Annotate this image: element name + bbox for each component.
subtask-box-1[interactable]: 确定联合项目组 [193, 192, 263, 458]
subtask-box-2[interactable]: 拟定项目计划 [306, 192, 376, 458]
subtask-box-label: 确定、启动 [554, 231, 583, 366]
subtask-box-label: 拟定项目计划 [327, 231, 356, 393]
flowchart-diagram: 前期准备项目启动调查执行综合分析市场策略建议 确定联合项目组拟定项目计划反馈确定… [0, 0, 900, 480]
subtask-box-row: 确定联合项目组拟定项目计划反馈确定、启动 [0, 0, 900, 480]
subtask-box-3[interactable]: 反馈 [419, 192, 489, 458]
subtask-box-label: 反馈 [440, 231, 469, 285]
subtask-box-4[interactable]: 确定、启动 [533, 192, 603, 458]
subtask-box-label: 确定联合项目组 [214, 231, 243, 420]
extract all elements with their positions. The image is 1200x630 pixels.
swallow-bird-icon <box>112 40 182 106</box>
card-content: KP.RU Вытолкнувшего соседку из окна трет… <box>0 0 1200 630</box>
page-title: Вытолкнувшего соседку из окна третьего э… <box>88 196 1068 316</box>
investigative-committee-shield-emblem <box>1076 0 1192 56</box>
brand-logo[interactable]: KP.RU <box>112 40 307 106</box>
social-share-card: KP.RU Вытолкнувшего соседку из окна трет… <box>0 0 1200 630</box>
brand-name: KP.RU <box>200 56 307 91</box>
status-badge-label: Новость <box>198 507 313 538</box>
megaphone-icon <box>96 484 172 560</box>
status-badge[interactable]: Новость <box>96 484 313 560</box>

*-*-*

--- Your objective ---
Render every line of the material above as a Markdown table with the columns "n" and "Line", putting the row number in the first column and the line in the second. Leave out any blank lines.

--- Task answer ---
| n | Line |
|---|---|
| 1 | Annotate this image: element name + bbox for each component. |
| 2 | subtask-box-1[interactable]: 确定联合项目组 [193, 192, 263, 458] |
| 3 | subtask-box-2[interactable]: 拟定项目计划 [306, 192, 376, 458] |
| 4 | subtask-box-label: 确定、启动 [554, 231, 583, 366] |
| 5 | subtask-box-label: 拟定项目计划 [327, 231, 356, 393] |
| 6 | flowchart-diagram: 前期准备项目启动调查执行综合分析市场策略建议 确定联合项目组拟定项目计划反馈确定… [0, 0, 900, 480] |
| 7 | subtask-box-row: 确定联合项目组拟定项目计划反馈确定、启动 [0, 0, 900, 480] |
| 8 | subtask-box-3[interactable]: 反馈 [419, 192, 489, 458] |
| 9 | subtask-box-label: 反馈 [440, 231, 469, 285] |
| 10 | subtask-box-4[interactable]: 确定、启动 [533, 192, 603, 458] |
| 11 | subtask-box-label: 确定联合项目组 [214, 231, 243, 420] |
| 12 | extract all elements with their positions. The image is 1200x630 pixels. |
| 13 | swallow-bird-icon <box>112 40 182 106</box> |
| 14 | card-content: KP.RU Вытолкнувшего соседку из окна трет… <box>0 0 1200 630</box> |
| 15 | page-title: Вытолкнувшего соседку из окна третьего э… <box>88 196 1068 316</box> |
| 16 | investigative-committee-shield-emblem <box>1076 0 1192 56</box> |
| 17 | brand-logo[interactable]: KP.RU <box>112 40 307 106</box> |
| 18 | social-share-card: KP.RU Вытолкнувшего соседку из окна трет… <box>0 0 1200 630</box> |
| 19 | brand-name: KP.RU <box>200 56 307 91</box> |
| 20 | status-badge-label: Новость <box>198 507 313 538</box> |
| 21 | megaphone-icon <box>96 484 172 560</box> |
| 22 | status-badge[interactable]: Новость <box>96 484 313 560</box> |